▶ [PASSAGE]:
────────────────────

The devil doesn't bother someone he already has. In other words, if you are not experiencing a great deal of turmoil, which is the reality of those working to spread the Kingdom of God, you are probably off track. I tell myself this often as I am very prone to seek my own pleasure and comfort over the quiet whisper of my conscience. Turmoil and Peace run together. Like Jesus, we must be tender with others and hard on ourselves, spending much time fasting and praying. Fasting, praying and giving alms are the actions of the life bound to the three abovementioned counsels. Over these good works, the bad angels swarm, seeking to derail such potent efforts. As is seen in numerous lives of the saints (Padre Pio comes to mind in recent times.), Mary and Jesus never leave their children alone, even during the worst spiritual warfare. Our suffering is redemptive. We should seek it out.

"Be who you are and you will set the world ablaze!" St. Catherine of Sienna. Matthew Kelly, more recently, has preached this timeless idea. He exhorts people to be the best version of themselves, to be the person who God created them to be, what he calls our "authentic self". We need others to help us be the person we ought to be. The first person we need is Jesus, as He is present in the Eucharist. If we allow Him into every corner of our being, He will give us His Cross. It is true that "they will know they our Christians by their love." This love will often be unappealing to persons steeped in worldly pleasures. If we want this country to be a place where creativity, beauty and truth flourish, then we have to be willing to set most of our own desires aside.

────────────────────

▶ [MATERIAL]:
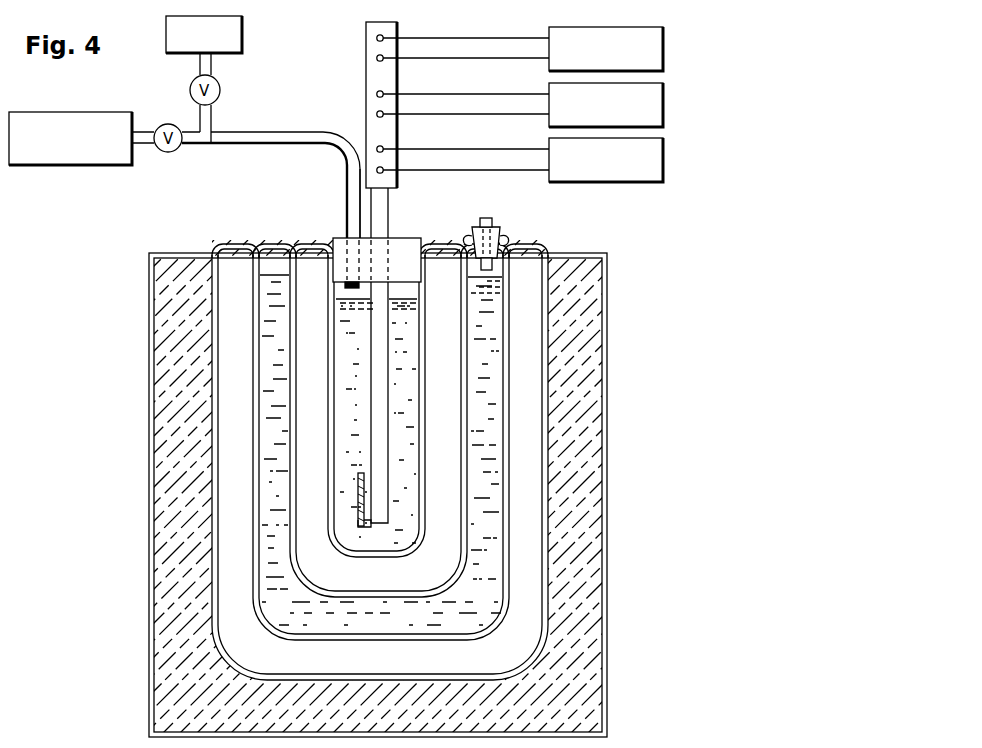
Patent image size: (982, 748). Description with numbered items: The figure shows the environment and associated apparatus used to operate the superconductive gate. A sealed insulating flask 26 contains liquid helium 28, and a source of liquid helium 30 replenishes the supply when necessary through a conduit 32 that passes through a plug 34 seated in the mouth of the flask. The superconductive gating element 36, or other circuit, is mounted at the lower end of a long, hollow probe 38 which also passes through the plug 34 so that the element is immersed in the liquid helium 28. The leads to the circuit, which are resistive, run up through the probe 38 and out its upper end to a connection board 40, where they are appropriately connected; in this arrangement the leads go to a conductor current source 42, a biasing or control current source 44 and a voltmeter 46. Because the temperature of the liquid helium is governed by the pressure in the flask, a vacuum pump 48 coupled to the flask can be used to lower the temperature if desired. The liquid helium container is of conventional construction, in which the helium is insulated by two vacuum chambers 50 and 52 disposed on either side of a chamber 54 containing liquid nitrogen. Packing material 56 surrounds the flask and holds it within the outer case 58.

The sealed insulating flask 26 is at (331, 331).
The liquid helium 28 is at (414, 453).
The source of liquid helium 30 is at (70, 151).
The conduit 32 is at (341, 201).
The plug 34 is at (405, 238).
The superconductive gating element 36 is at (357, 508).
The hollow probe 38 is at (384, 206).
The connection board 40 is at (457, 94).
The conductor current source 42 is at (606, 49).
The biasing or control current source 44 is at (606, 105).
The voltmeter 46 is at (606, 160).
The vacuum pump 48 is at (219, 34).
The vacuum chamber 50 is at (456, 373).
The vacuum chamber 52 is at (538, 373).
The chamber containing liquid nitrogen 54 is at (505, 237).
The packing material 56 is at (597, 350).
The outer case 58 is at (606, 370).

────────────────────

▶ [TASKS]:
[A] Echo the passage from "The devil doesn't" through "seek it out.".
[B] According to the passage, who is the first person we need to help us be the person we ought to be?

▶ [SOLUTIONS BY TASK]:
[A]
The devil doesn't bother someone he already has. In other words, if you are not experiencing a great deal of turmoil, which is the reality of those working to spread the Kingdom of God, you are probably off track. I tell myself this often as I am very prone to seek my own pleasure and comfort over the quiet whisper of my conscience. Turmoil and Peace run together. Like Jesus, we must be tender with others and hard on ourselves, spending much time fasting and praying. Fasting, praying and giving alms are the actions of the life bound to the three abovementioned counsels. Over these good works, the bad angels swarm, seeking to derail such potent efforts. As is seen in numerous lives of the saints (Padre Pio comes to mind in recent times.), Mary and Jesus never leave their children alone, even during the worst spiritual warfare. Our suffering is redemptive. We should seek it out.

[B] Jesus, as He is present in the Eucharist.